- **Your task**
Search the listing for the string "arrow" and copy every line that contains it.

Dataset items
+++

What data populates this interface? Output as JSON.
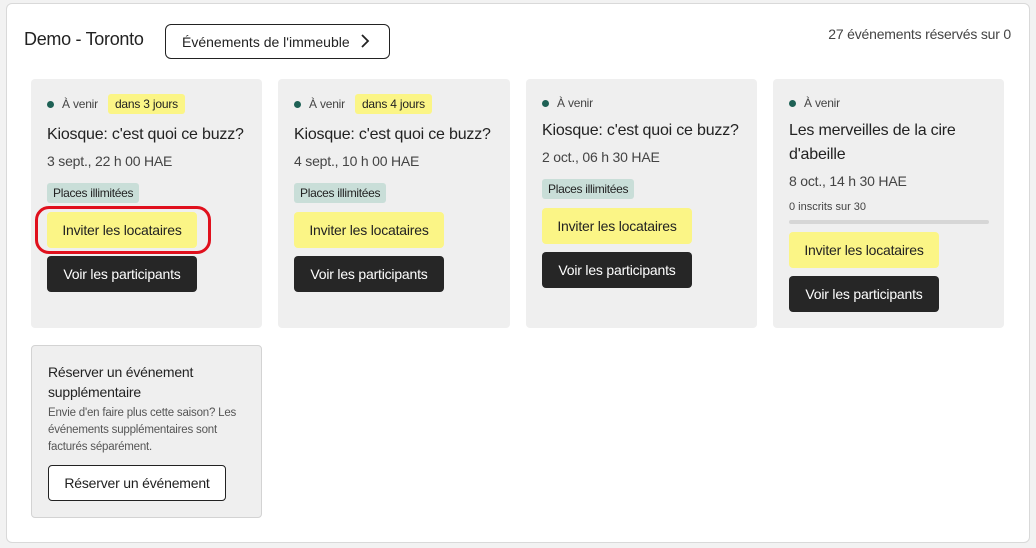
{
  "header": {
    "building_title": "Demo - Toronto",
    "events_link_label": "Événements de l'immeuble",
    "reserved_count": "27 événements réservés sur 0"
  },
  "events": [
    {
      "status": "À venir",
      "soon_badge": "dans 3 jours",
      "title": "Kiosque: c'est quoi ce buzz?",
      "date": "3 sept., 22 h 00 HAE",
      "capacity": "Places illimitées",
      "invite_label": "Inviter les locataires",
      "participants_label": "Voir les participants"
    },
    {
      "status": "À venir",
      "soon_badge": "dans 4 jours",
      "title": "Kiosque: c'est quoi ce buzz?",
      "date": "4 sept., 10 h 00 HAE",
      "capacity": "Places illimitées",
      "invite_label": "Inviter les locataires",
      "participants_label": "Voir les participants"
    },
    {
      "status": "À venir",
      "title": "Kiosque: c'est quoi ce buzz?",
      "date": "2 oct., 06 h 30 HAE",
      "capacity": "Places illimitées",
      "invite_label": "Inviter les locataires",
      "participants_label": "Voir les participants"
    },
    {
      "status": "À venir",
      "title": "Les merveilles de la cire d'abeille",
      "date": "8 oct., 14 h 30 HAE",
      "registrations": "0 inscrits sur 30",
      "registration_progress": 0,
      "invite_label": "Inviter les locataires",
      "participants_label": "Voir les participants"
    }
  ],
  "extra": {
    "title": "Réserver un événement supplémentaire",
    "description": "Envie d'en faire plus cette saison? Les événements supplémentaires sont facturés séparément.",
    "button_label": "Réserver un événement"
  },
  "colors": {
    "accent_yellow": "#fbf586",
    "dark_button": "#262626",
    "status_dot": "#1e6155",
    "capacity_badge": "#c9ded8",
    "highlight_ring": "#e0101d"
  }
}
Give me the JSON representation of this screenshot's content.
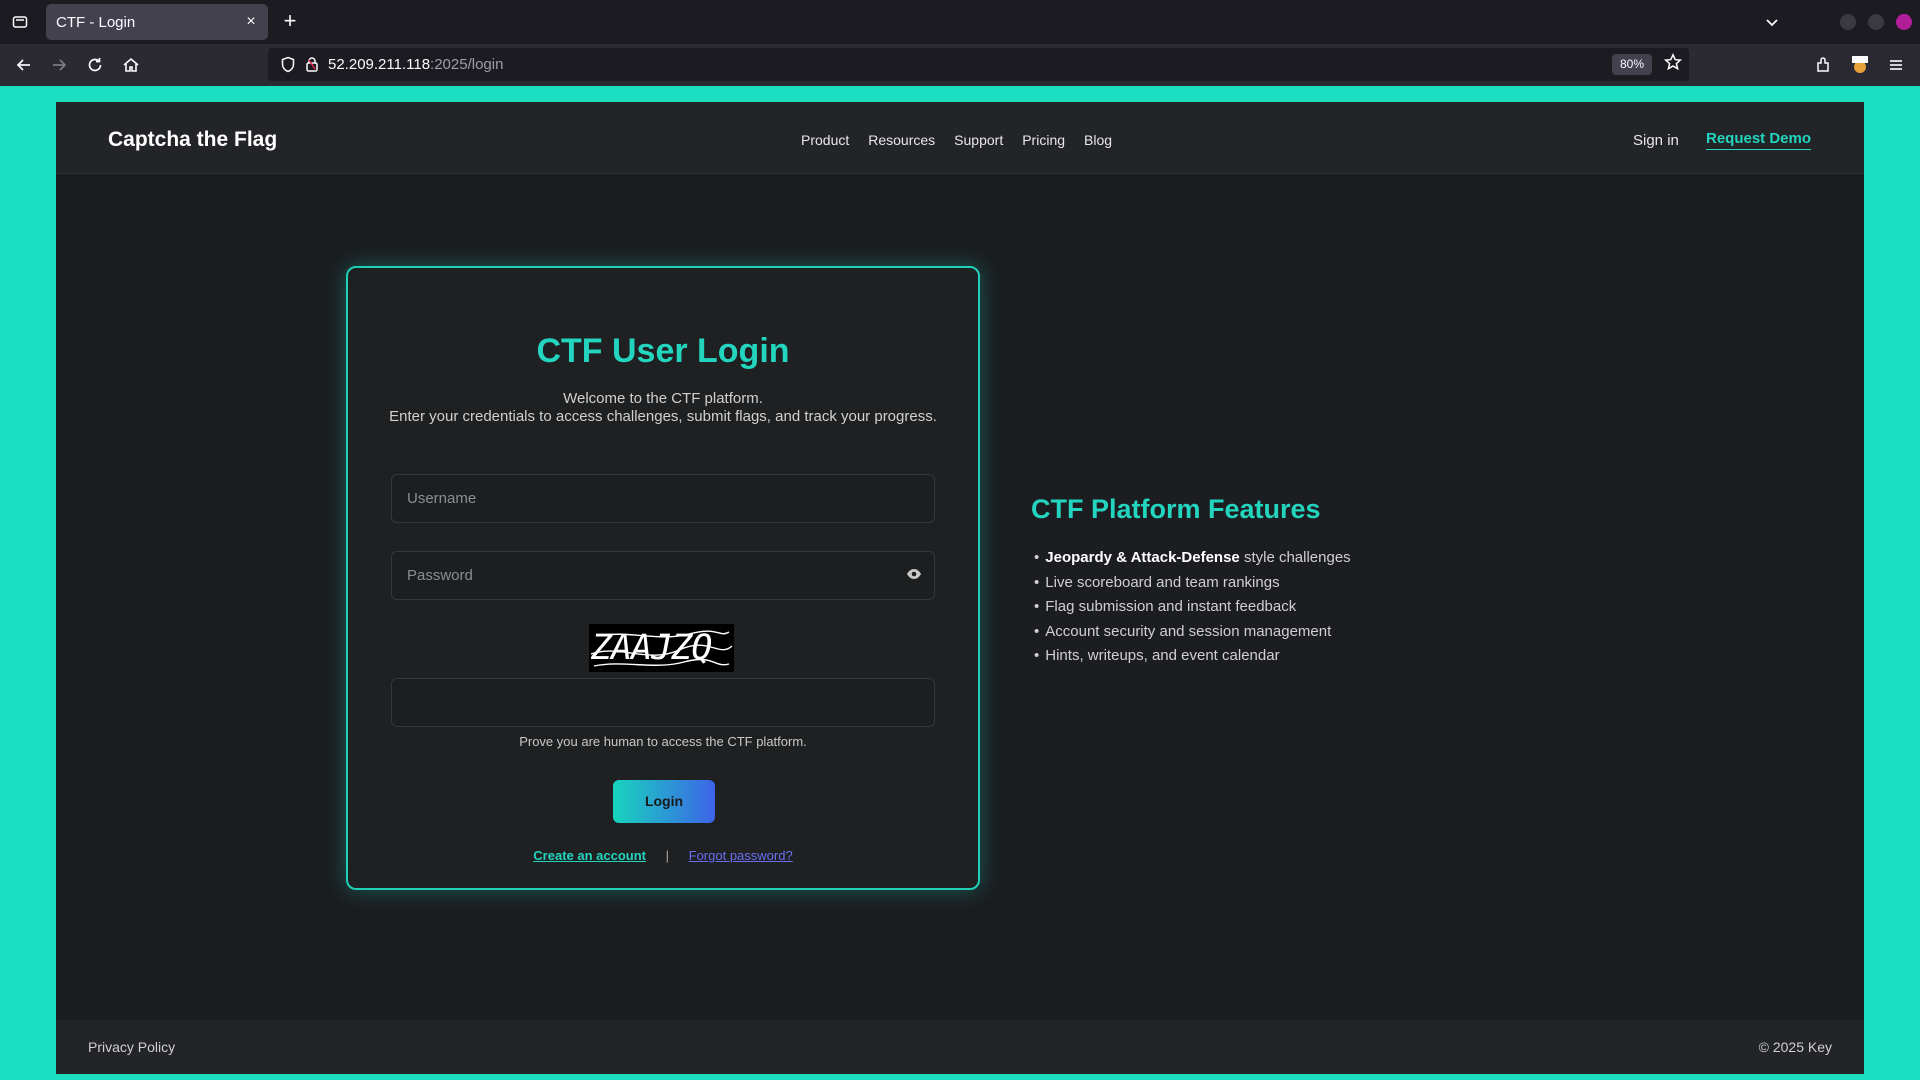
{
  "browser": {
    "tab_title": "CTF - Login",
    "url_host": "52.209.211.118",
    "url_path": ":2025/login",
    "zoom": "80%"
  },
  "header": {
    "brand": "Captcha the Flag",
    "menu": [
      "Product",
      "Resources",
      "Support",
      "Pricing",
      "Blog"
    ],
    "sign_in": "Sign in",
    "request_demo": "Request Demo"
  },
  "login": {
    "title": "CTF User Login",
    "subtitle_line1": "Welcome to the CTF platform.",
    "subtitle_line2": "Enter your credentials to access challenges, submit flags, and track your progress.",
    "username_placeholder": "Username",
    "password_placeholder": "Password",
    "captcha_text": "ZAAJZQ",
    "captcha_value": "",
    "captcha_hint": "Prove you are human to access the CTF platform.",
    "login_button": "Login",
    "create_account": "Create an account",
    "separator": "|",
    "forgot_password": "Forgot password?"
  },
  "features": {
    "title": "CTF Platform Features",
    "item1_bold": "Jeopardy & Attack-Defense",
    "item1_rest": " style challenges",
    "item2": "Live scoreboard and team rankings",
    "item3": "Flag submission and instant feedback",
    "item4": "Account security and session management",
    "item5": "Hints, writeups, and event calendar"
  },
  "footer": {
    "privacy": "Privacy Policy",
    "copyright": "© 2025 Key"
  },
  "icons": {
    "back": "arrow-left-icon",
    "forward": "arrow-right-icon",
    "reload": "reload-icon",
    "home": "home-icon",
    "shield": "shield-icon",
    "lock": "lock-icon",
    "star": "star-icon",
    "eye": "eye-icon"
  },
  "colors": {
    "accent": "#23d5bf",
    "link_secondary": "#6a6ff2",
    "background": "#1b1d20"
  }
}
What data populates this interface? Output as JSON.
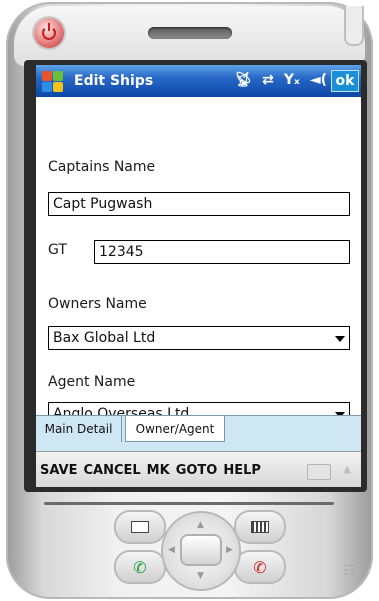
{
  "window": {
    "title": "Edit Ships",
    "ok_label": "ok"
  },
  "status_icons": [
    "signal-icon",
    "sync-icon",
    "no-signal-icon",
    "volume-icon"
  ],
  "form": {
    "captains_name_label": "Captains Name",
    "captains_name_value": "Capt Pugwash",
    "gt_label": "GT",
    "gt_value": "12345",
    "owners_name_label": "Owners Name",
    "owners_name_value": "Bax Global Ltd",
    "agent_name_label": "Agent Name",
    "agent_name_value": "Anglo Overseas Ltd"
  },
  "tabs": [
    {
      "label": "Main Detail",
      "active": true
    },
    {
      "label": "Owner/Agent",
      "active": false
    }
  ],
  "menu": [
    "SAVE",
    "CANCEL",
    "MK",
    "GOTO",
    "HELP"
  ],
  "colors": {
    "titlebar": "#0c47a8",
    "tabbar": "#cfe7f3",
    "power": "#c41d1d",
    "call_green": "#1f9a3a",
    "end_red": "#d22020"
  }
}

+++

- **Result of the task**
    "back": "arrow-left-icon",
    "forward": "arrow-right-icon",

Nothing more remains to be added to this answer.